Extract and list every line that contains the word "Iudices".

Dataset items
━━━━
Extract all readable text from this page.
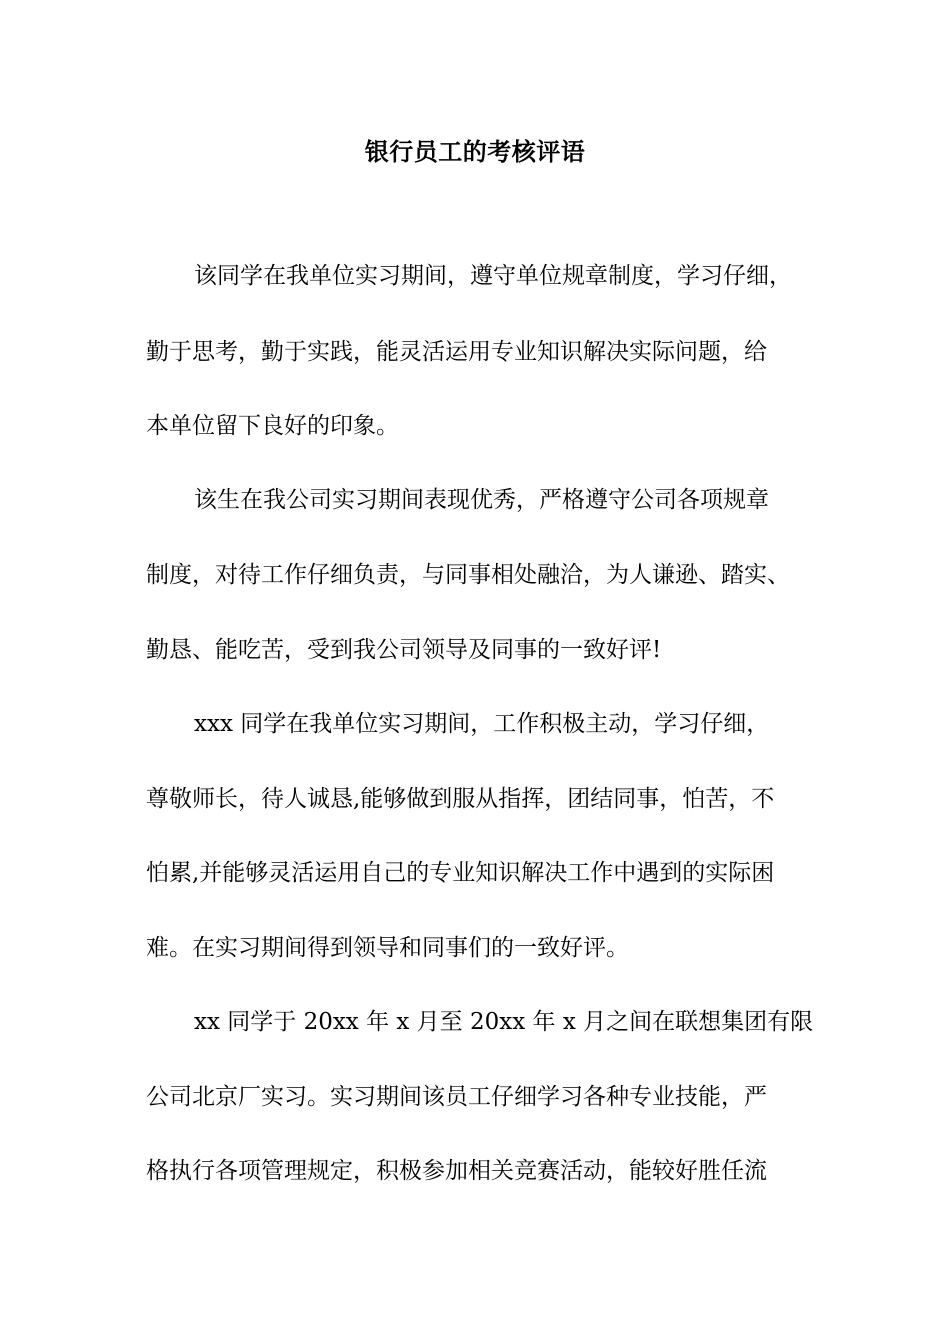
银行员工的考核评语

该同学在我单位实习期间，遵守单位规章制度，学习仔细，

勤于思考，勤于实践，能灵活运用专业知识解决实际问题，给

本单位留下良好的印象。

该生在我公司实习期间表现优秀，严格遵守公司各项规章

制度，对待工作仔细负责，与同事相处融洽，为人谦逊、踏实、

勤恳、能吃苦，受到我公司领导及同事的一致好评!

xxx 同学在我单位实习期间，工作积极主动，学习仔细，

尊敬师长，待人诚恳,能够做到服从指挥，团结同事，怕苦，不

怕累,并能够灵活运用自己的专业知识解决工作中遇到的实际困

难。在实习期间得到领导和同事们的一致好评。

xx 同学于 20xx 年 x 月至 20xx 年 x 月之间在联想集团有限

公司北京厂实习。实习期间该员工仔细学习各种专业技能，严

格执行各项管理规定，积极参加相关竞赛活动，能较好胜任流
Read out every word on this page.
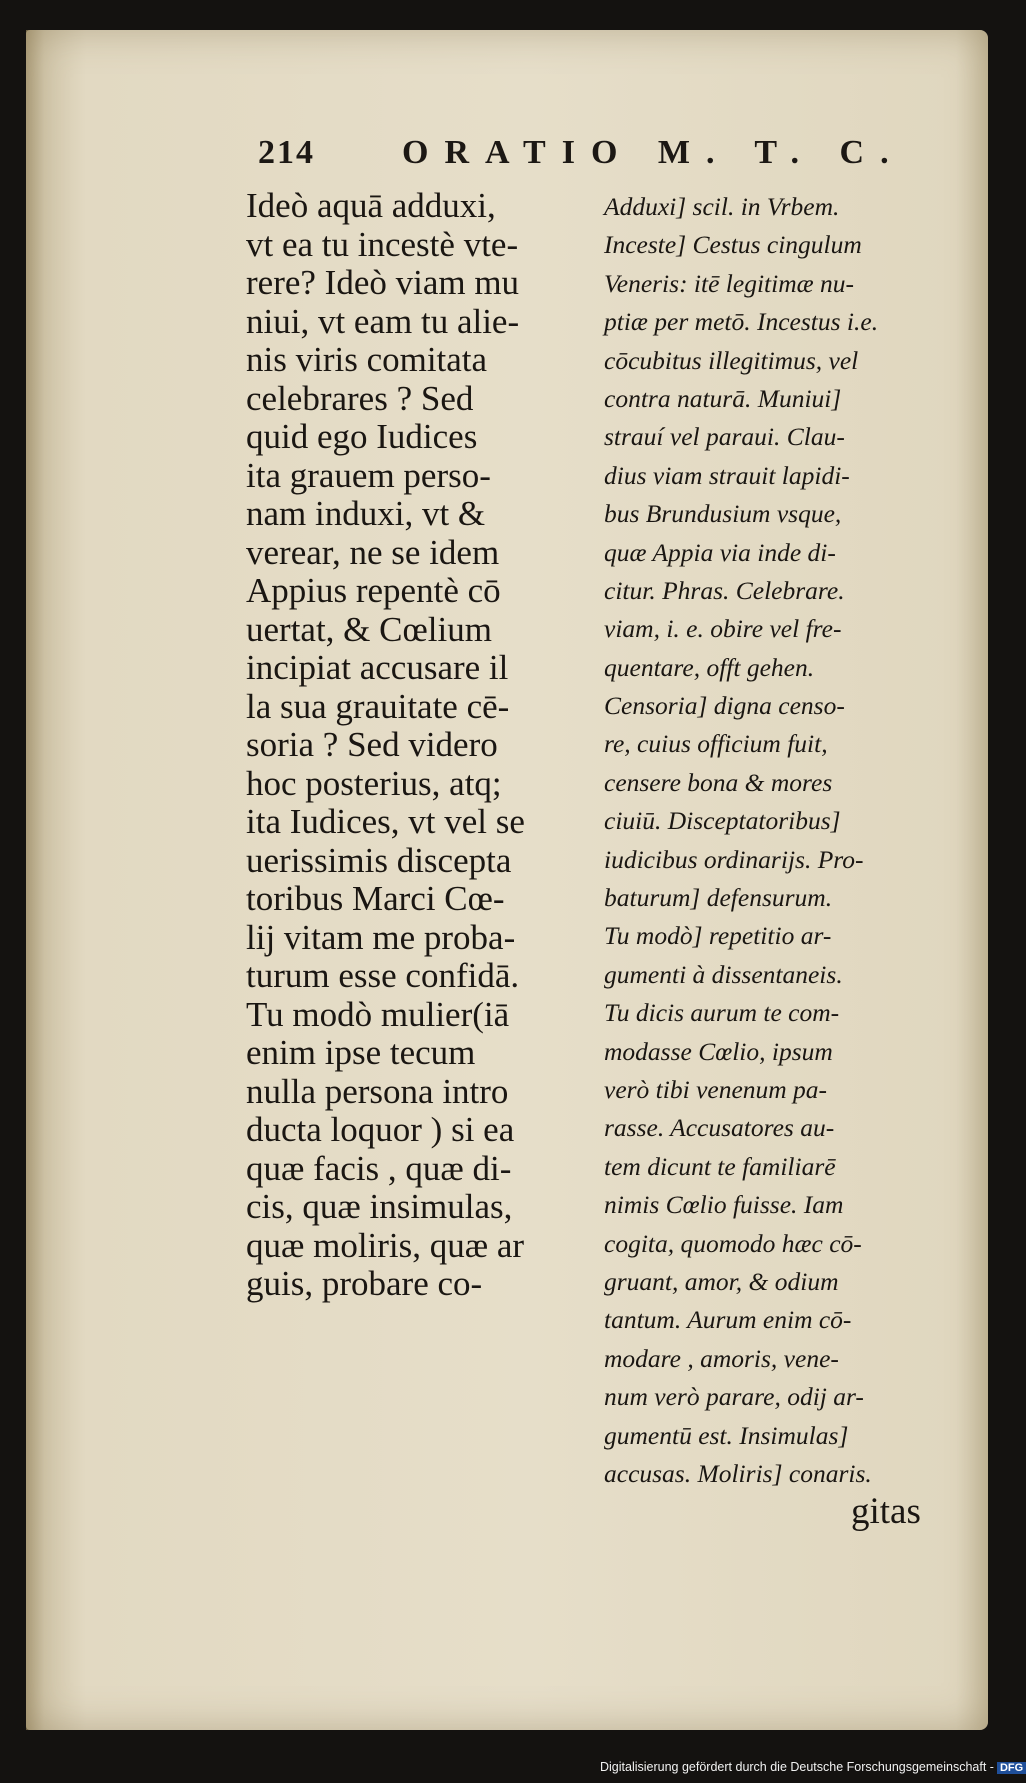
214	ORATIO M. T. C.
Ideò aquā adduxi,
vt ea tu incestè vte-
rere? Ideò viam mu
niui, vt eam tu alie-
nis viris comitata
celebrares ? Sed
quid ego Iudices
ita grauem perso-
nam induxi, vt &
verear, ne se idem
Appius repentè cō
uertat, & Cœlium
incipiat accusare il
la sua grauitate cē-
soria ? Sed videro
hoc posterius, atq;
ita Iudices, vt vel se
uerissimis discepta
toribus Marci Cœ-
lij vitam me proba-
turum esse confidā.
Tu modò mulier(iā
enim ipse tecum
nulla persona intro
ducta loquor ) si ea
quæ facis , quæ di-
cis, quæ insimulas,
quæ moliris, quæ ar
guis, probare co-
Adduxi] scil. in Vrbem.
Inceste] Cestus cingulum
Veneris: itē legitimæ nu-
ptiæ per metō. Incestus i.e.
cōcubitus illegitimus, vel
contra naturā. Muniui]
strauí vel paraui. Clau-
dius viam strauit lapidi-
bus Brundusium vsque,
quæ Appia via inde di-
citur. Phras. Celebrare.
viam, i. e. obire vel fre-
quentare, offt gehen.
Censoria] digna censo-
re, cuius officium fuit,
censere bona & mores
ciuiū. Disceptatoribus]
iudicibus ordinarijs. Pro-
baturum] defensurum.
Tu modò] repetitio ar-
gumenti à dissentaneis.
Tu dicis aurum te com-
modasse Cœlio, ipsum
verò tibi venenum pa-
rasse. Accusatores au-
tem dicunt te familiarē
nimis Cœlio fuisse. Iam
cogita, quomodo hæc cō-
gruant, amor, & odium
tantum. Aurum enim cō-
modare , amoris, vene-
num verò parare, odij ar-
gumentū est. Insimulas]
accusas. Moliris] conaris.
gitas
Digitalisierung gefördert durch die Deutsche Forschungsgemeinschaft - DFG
━━━━
## Written solution
quid ego Iudices
ita Iudices, vt vel se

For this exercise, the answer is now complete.